# SUPPLIED INFORMATION:
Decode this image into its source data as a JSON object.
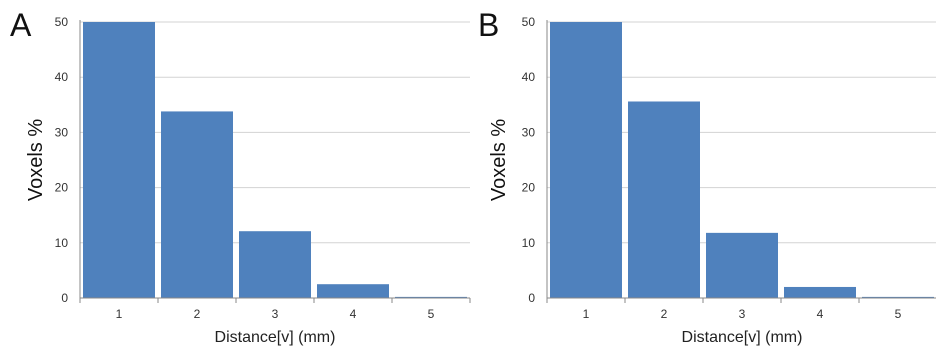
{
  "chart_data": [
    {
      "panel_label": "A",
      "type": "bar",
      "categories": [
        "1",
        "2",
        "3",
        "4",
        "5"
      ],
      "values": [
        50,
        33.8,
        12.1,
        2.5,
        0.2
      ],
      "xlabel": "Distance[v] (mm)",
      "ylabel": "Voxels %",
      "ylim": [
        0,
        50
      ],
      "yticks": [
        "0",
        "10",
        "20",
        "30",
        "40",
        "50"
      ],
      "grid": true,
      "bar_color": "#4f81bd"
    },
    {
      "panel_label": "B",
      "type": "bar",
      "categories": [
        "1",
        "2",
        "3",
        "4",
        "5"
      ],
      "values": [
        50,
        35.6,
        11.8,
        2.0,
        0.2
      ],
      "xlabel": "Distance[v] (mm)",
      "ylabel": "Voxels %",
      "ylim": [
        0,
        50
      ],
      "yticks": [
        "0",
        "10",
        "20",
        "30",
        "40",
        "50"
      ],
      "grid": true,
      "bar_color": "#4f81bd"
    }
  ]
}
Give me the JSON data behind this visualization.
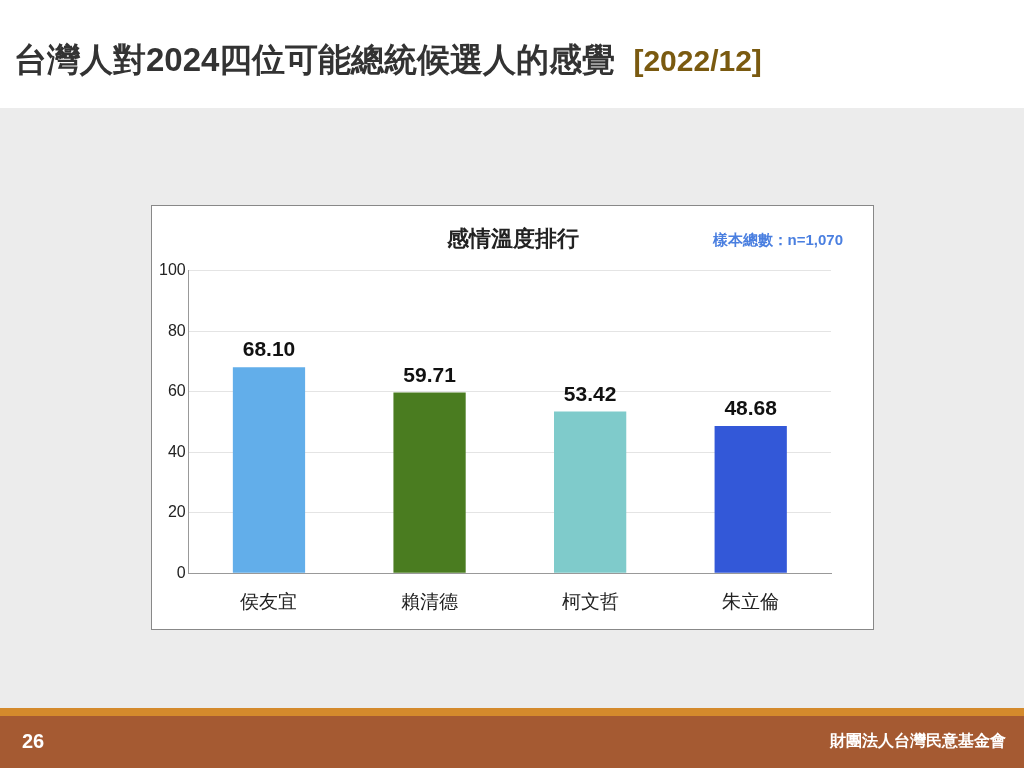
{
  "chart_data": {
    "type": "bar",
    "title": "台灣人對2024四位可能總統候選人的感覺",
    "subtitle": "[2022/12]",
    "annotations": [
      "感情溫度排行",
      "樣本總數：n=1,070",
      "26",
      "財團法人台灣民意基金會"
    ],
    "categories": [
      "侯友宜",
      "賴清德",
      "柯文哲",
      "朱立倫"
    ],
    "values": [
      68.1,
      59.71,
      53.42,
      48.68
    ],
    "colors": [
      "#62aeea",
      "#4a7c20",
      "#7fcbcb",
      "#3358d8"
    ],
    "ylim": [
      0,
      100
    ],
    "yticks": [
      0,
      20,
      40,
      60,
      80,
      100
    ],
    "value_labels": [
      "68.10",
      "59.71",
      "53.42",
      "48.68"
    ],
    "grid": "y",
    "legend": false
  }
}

# DESCRIPTION OF THE TASK:
Reproduce each line of the records exactly, and omit every picture.

# REPLY TO THE EXERCISE:
Decode this image into its source data as a JSON object.
{
  "chart_data": [
    {
      "panel_label": "A",
      "type": "bar",
      "categories": [
        "1",
        "2",
        "3",
        "4",
        "5"
      ],
      "values": [
        50,
        33.8,
        12.1,
        2.5,
        0.2
      ],
      "xlabel": "Distance[v] (mm)",
      "ylabel": "Voxels %",
      "ylim": [
        0,
        50
      ],
      "yticks": [
        "0",
        "10",
        "20",
        "30",
        "40",
        "50"
      ],
      "grid": true,
      "bar_color": "#4f81bd"
    },
    {
      "panel_label": "B",
      "type": "bar",
      "categories": [
        "1",
        "2",
        "3",
        "4",
        "5"
      ],
      "values": [
        50,
        35.6,
        11.8,
        2.0,
        0.2
      ],
      "xlabel": "Distance[v] (mm)",
      "ylabel": "Voxels %",
      "ylim": [
        0,
        50
      ],
      "yticks": [
        "0",
        "10",
        "20",
        "30",
        "40",
        "50"
      ],
      "grid": true,
      "bar_color": "#4f81bd"
    }
  ]
}
Give me the JSON data behind this visualization.
{
  "chart_data": {
    "type": "bar",
    "title": "台灣人對2024四位可能總統候選人的感覺",
    "subtitle": "[2022/12]",
    "annotations": [
      "感情溫度排行",
      "樣本總數：n=1,070",
      "26",
      "財團法人台灣民意基金會"
    ],
    "categories": [
      "侯友宜",
      "賴清德",
      "柯文哲",
      "朱立倫"
    ],
    "values": [
      68.1,
      59.71,
      53.42,
      48.68
    ],
    "colors": [
      "#62aeea",
      "#4a7c20",
      "#7fcbcb",
      "#3358d8"
    ],
    "ylim": [
      0,
      100
    ],
    "yticks": [
      0,
      20,
      40,
      60,
      80,
      100
    ],
    "value_labels": [
      "68.10",
      "59.71",
      "53.42",
      "48.68"
    ],
    "grid": "y",
    "legend": false
  }
}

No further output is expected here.